[Dataset listings of figures]
>> Start
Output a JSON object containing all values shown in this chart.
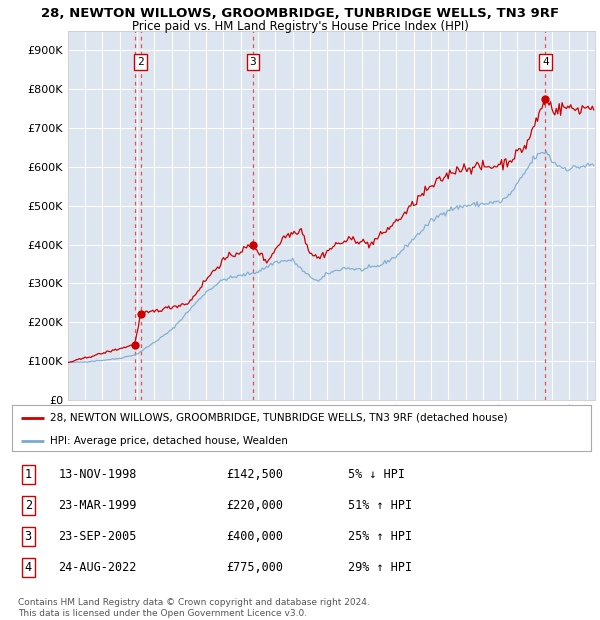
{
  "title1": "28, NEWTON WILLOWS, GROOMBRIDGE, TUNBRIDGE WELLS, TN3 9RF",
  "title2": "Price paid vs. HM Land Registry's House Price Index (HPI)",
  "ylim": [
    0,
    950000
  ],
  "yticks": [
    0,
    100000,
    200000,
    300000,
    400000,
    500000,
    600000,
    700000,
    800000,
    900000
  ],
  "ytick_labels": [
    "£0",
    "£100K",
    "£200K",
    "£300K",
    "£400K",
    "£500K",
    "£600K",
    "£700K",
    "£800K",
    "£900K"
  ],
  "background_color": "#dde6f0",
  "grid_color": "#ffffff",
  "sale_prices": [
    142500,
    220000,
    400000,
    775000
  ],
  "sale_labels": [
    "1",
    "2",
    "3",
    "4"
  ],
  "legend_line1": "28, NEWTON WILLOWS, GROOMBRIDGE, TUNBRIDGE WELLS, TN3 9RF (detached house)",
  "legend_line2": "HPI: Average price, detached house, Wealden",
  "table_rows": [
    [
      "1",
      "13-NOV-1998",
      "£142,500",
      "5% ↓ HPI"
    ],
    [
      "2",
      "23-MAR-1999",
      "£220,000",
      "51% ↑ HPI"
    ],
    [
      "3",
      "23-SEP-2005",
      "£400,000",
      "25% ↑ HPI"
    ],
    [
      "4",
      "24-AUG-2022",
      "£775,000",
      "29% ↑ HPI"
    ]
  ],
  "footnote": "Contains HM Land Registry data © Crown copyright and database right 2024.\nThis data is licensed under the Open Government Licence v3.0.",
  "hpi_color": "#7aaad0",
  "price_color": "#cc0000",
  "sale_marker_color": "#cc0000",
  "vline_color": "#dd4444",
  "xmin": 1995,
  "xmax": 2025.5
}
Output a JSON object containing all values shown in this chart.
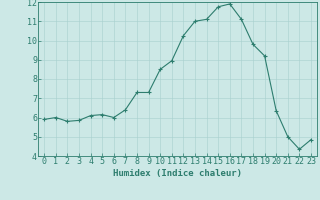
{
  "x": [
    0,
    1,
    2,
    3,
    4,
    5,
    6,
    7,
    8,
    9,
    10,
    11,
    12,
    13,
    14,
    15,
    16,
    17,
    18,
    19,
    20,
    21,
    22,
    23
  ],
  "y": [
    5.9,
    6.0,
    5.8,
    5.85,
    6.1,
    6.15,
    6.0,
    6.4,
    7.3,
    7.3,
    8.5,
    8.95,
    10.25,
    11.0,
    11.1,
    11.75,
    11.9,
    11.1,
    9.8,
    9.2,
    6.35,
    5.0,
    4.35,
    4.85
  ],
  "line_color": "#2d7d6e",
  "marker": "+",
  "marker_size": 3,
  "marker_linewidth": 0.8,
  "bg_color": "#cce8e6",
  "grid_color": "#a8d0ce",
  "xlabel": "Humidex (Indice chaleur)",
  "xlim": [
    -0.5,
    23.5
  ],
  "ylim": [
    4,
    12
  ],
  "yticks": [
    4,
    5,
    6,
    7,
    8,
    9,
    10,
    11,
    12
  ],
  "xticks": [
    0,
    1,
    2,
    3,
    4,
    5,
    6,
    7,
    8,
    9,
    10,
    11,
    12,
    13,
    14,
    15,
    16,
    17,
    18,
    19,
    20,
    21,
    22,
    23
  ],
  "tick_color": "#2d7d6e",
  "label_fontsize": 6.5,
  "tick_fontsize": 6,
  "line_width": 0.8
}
>> End
■ **Work required**: Quote all the lines above exactly as given. Do not include the pictures.

■ **Result of the exercise**:
Output a JSON object containing all values shown in this chart.
{
  "title1": "28, NEWTON WILLOWS, GROOMBRIDGE, TUNBRIDGE WELLS, TN3 9RF",
  "title2": "Price paid vs. HM Land Registry's House Price Index (HPI)",
  "ylim": [
    0,
    950000
  ],
  "yticks": [
    0,
    100000,
    200000,
    300000,
    400000,
    500000,
    600000,
    700000,
    800000,
    900000
  ],
  "ytick_labels": [
    "£0",
    "£100K",
    "£200K",
    "£300K",
    "£400K",
    "£500K",
    "£600K",
    "£700K",
    "£800K",
    "£900K"
  ],
  "background_color": "#dde6f0",
  "grid_color": "#ffffff",
  "sale_prices": [
    142500,
    220000,
    400000,
    775000
  ],
  "sale_labels": [
    "1",
    "2",
    "3",
    "4"
  ],
  "legend_line1": "28, NEWTON WILLOWS, GROOMBRIDGE, TUNBRIDGE WELLS, TN3 9RF (detached house)",
  "legend_line2": "HPI: Average price, detached house, Wealden",
  "table_rows": [
    [
      "1",
      "13-NOV-1998",
      "£142,500",
      "5% ↓ HPI"
    ],
    [
      "2",
      "23-MAR-1999",
      "£220,000",
      "51% ↑ HPI"
    ],
    [
      "3",
      "23-SEP-2005",
      "£400,000",
      "25% ↑ HPI"
    ],
    [
      "4",
      "24-AUG-2022",
      "£775,000",
      "29% ↑ HPI"
    ]
  ],
  "footnote": "Contains HM Land Registry data © Crown copyright and database right 2024.\nThis data is licensed under the Open Government Licence v3.0.",
  "hpi_color": "#7aaad0",
  "price_color": "#cc0000",
  "sale_marker_color": "#cc0000",
  "vline_color": "#dd4444",
  "xmin": 1995,
  "xmax": 2025.5
}
Output a JSON object containing all values shown in this chart.
{
  "x": [
    0,
    1,
    2,
    3,
    4,
    5,
    6,
    7,
    8,
    9,
    10,
    11,
    12,
    13,
    14,
    15,
    16,
    17,
    18,
    19,
    20,
    21,
    22,
    23
  ],
  "y": [
    5.9,
    6.0,
    5.8,
    5.85,
    6.1,
    6.15,
    6.0,
    6.4,
    7.3,
    7.3,
    8.5,
    8.95,
    10.25,
    11.0,
    11.1,
    11.75,
    11.9,
    11.1,
    9.8,
    9.2,
    6.35,
    5.0,
    4.35,
    4.85
  ],
  "line_color": "#2d7d6e",
  "marker": "+",
  "marker_size": 3,
  "marker_linewidth": 0.8,
  "bg_color": "#cce8e6",
  "grid_color": "#a8d0ce",
  "xlabel": "Humidex (Indice chaleur)",
  "xlim": [
    -0.5,
    23.5
  ],
  "ylim": [
    4,
    12
  ],
  "yticks": [
    4,
    5,
    6,
    7,
    8,
    9,
    10,
    11,
    12
  ],
  "xticks": [
    0,
    1,
    2,
    3,
    4,
    5,
    6,
    7,
    8,
    9,
    10,
    11,
    12,
    13,
    14,
    15,
    16,
    17,
    18,
    19,
    20,
    21,
    22,
    23
  ],
  "tick_color": "#2d7d6e",
  "label_fontsize": 6.5,
  "tick_fontsize": 6,
  "line_width": 0.8
}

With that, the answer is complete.